Tasks and exercises:
a - In the text on archery at the 2004 Summer Olympics, who was the president of the International Archery Federation at whose request the archery events were held in the historic stadium?
b - Retype the passage on archery at the 2004 Summer Olympics, starting at "- Venue: Panathinaiko" and ending at "at these games.".

Selected text:
|---|

- Venue: Panathinaiko Stadium
- Dates: 15–21 August 2004
- No. of events: 4 (2 men, 2 women)
- Competitors: 128 from 43 nations

= Archery at the 2004 Summer Olympics =

Archery at the 2004 Summer Olympics was held at Panathinaiko Stadium in Athens, Greece with ranking rounds on 12 August and regular competition held from 15 August to 21 August. One hundred twenty-eight archers from forty-three nations competed in the four gold medal events—individual and team events for men and for women—that were contested at these games.

The stadium, often called Kallimarmaro, is notable as the site of the first Olympic Games and even earlier, where the Ancient Greeks' Panathenean Games were hosted. At the behest of James Easton, president of the International Archery Federation, archery events were held in the historic stadium, hoping that its history and natural beauty would attract the public to the sport. Laurence Godfrey, the fourth-place finisher in the men's individual event, remarked that the stadium inspired pride, while American Vic Wunderle spoke for most of the archers in saying, "It's a great honor and a privilege to be able to compete inside the 1896 Olympic Stadium."

|---|

Page layout parsing data:
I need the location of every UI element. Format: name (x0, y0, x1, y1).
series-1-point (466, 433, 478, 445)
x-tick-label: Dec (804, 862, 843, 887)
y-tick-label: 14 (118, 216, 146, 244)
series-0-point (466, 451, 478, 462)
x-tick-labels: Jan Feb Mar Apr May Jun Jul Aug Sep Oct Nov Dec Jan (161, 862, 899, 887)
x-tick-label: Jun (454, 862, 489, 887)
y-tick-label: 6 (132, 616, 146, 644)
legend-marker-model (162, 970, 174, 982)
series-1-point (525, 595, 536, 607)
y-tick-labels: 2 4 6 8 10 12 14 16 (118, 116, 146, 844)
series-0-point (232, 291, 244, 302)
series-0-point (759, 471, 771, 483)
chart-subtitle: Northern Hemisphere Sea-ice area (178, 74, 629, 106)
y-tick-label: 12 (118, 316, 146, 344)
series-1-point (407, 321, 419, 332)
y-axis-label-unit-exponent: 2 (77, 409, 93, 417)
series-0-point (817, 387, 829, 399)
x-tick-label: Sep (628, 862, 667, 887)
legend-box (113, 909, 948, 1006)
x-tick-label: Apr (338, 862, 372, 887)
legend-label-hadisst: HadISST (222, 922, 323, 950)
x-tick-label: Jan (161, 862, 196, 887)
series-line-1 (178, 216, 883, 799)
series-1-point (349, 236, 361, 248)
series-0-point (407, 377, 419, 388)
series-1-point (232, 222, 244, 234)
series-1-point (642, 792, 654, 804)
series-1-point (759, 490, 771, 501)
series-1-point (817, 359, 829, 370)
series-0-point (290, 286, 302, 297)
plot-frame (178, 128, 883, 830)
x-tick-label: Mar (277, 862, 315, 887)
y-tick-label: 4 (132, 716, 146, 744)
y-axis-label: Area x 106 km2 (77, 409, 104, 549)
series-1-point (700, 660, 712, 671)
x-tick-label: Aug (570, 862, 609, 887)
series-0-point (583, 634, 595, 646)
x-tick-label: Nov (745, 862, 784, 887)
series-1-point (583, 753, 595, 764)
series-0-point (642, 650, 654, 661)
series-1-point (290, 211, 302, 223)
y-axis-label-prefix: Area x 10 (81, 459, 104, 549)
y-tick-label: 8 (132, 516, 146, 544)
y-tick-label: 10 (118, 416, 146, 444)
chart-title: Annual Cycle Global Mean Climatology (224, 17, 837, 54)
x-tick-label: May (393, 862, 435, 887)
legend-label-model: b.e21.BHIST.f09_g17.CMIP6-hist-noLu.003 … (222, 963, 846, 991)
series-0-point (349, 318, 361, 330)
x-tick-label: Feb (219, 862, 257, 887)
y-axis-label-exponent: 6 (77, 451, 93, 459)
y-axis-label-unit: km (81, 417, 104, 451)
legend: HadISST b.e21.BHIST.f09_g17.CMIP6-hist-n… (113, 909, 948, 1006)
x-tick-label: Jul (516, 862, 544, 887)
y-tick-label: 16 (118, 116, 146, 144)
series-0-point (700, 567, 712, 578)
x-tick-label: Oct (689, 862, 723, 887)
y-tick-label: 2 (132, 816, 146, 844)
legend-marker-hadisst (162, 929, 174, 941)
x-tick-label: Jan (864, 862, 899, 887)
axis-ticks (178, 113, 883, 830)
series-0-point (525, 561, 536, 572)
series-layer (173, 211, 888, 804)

|---|

Results:
a - James Easton

b -
- Venue: Panathinaiko Stadium
- Dates: 15–21 August 2004
- No. of events: 4 (2 men, 2 women)
- Competitors: 128 from 43 nations

= Archery at the 2004 Summer Olympics =

Archery at the 2004 Summer Olympics was held at Panathinaiko Stadium in Athens, Greece with ranking rounds on 12 August and regular competition held from 15 August to 21 August. One hundred twenty-eight archers from forty-three nations competed in the four gold medal events—individual and team events for men and for women—that were contested at these games.